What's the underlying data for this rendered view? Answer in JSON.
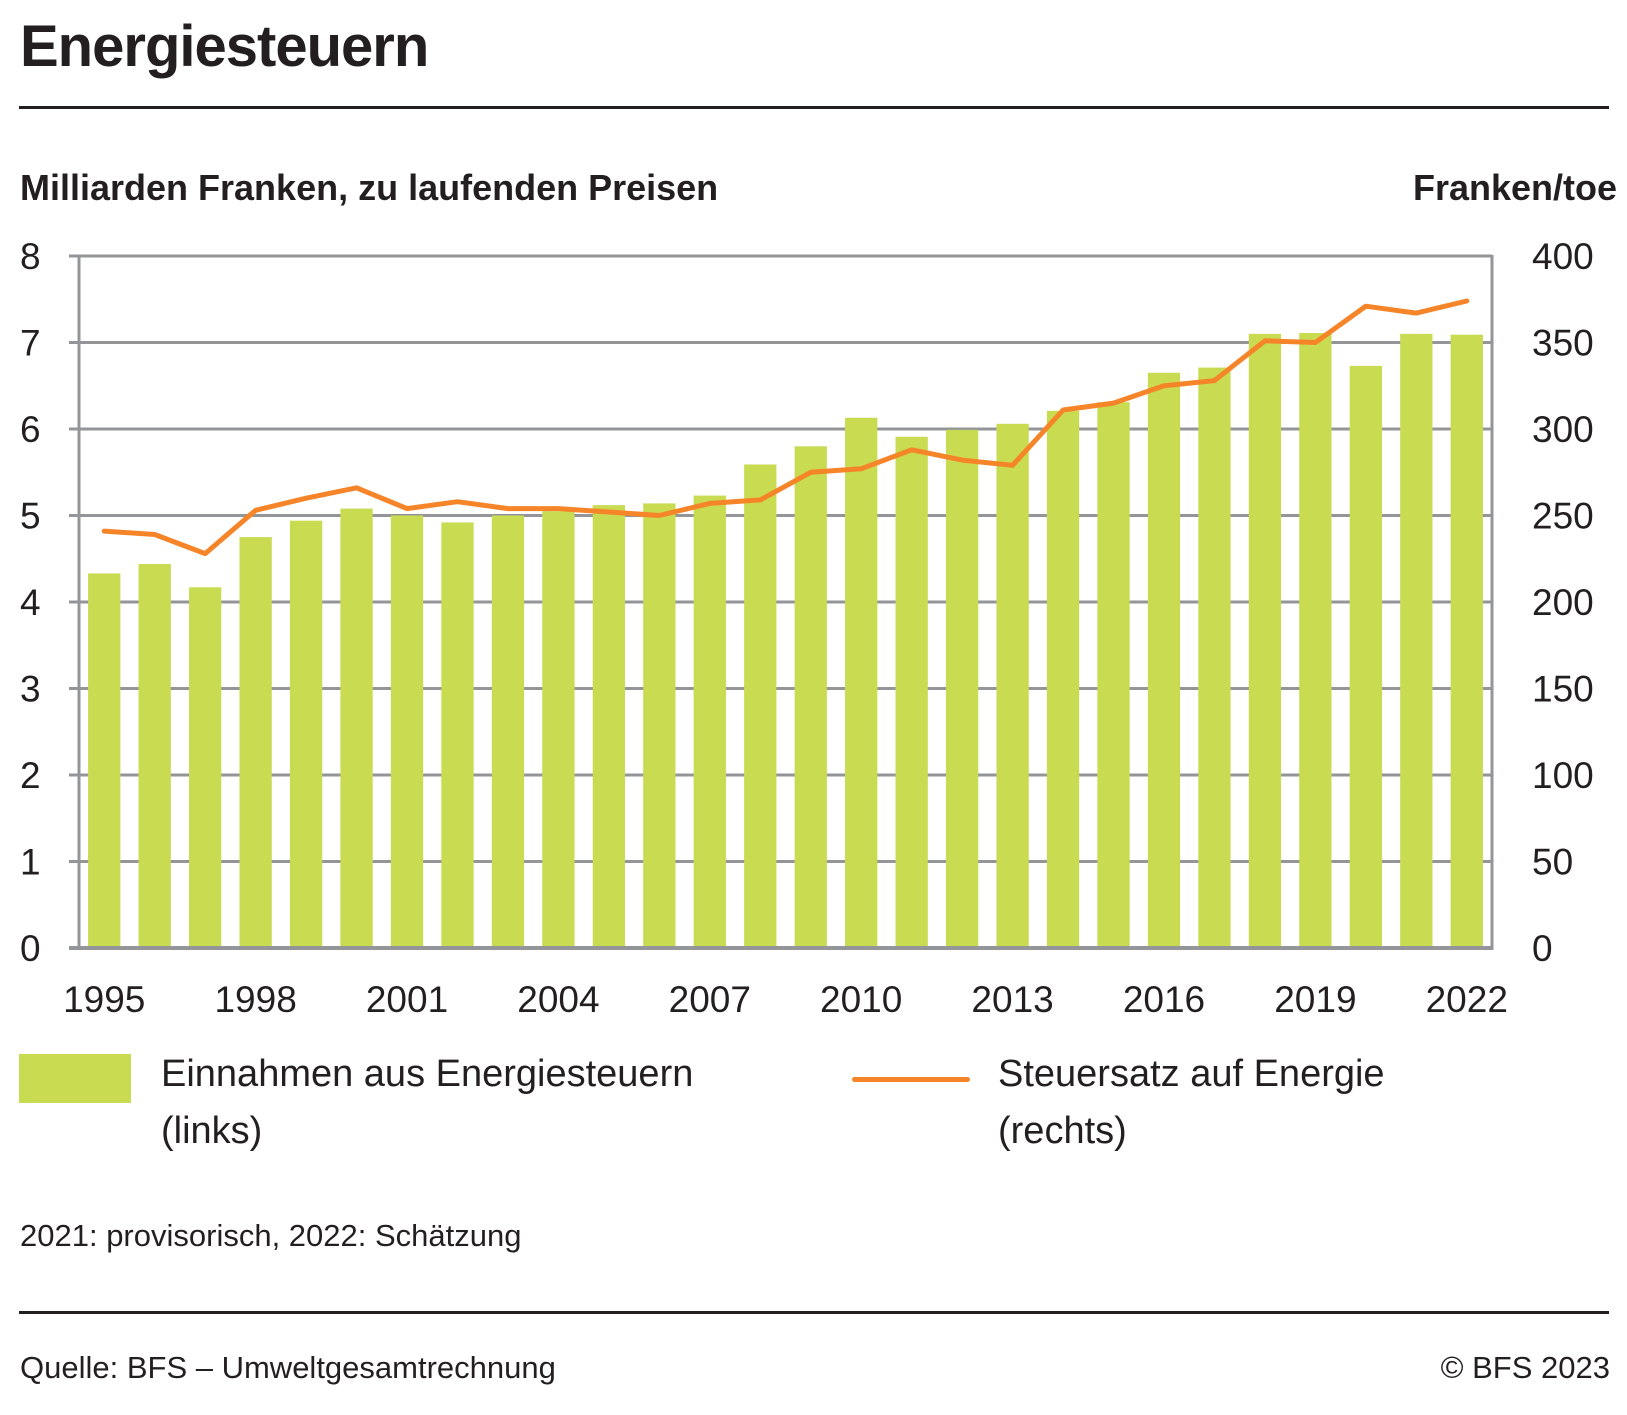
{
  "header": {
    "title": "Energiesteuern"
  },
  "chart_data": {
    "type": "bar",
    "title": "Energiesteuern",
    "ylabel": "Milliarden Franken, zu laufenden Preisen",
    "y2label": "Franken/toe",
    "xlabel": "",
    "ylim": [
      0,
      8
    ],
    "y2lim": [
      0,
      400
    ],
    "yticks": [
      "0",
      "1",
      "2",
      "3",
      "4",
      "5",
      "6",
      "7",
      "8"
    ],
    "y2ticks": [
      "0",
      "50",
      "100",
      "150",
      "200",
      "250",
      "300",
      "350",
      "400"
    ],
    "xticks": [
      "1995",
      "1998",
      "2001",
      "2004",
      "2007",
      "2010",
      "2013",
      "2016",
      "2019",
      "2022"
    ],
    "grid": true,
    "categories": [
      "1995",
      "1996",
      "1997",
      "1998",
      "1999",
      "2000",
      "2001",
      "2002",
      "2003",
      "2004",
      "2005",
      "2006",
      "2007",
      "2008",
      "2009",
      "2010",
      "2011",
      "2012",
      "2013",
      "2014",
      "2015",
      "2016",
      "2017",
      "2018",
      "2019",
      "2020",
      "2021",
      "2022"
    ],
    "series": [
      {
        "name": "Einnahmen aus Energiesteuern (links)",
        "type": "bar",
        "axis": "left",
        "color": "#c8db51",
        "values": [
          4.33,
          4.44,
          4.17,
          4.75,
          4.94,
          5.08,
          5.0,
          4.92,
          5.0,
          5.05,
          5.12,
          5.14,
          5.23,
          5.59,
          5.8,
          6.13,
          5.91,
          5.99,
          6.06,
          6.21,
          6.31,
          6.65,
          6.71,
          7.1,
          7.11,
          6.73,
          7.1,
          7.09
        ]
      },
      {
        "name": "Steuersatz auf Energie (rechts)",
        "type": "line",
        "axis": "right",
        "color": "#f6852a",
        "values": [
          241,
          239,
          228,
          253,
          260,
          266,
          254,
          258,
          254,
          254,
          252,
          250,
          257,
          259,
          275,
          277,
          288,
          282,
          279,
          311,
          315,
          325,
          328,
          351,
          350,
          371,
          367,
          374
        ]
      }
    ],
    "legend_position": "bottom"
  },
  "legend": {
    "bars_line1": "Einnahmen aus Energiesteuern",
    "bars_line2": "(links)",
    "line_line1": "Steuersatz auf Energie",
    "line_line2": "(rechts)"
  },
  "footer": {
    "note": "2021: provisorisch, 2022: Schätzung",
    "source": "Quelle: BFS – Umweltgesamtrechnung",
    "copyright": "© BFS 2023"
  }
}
■ ■ ■
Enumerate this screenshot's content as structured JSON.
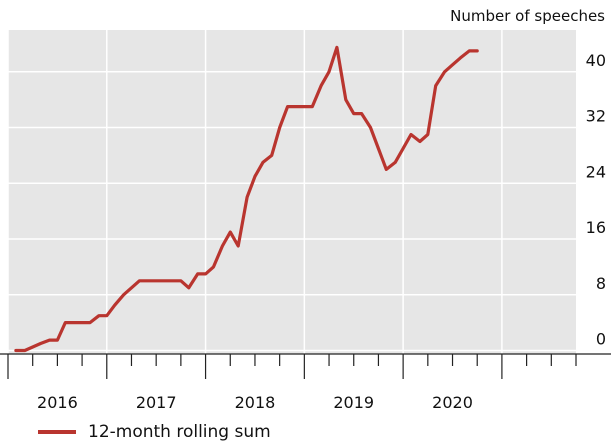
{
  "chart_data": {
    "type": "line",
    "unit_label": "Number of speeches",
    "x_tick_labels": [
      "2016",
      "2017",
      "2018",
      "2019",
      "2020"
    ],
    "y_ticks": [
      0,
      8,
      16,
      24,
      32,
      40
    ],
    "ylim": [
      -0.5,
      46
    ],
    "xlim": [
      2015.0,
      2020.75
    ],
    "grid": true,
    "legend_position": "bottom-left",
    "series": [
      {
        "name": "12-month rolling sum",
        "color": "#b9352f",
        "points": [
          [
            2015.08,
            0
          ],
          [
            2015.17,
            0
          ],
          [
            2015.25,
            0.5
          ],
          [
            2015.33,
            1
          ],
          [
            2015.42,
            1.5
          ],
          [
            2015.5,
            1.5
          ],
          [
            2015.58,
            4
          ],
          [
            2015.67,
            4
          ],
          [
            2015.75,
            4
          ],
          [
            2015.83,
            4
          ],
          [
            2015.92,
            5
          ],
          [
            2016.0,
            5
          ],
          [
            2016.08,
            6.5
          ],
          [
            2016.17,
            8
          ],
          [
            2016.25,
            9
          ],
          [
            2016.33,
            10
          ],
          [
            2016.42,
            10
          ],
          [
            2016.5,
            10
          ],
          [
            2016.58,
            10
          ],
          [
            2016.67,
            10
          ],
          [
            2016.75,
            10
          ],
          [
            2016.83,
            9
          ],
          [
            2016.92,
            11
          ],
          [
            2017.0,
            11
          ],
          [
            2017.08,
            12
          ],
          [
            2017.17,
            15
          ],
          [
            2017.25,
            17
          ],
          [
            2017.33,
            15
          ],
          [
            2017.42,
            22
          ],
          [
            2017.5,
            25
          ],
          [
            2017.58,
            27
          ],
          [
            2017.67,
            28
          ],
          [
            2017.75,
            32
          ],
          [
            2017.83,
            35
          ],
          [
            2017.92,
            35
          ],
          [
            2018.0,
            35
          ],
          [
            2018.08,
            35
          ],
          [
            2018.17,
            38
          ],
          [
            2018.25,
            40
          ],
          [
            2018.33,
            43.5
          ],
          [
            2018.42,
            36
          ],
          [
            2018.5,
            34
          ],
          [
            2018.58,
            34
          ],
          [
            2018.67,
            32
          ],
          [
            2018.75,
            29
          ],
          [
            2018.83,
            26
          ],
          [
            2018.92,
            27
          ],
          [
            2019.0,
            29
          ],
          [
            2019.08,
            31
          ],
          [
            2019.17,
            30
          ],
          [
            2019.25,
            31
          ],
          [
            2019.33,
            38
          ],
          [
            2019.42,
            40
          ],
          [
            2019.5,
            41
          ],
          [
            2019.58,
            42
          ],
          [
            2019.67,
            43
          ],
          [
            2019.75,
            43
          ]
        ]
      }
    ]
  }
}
■ ■ ■
## Task requirements
Using the listing above, pick out each line that contains the word "title", then copy it.

## Correct answer
    "title": "Energiesteuern"
    "title": "Energiesteuern",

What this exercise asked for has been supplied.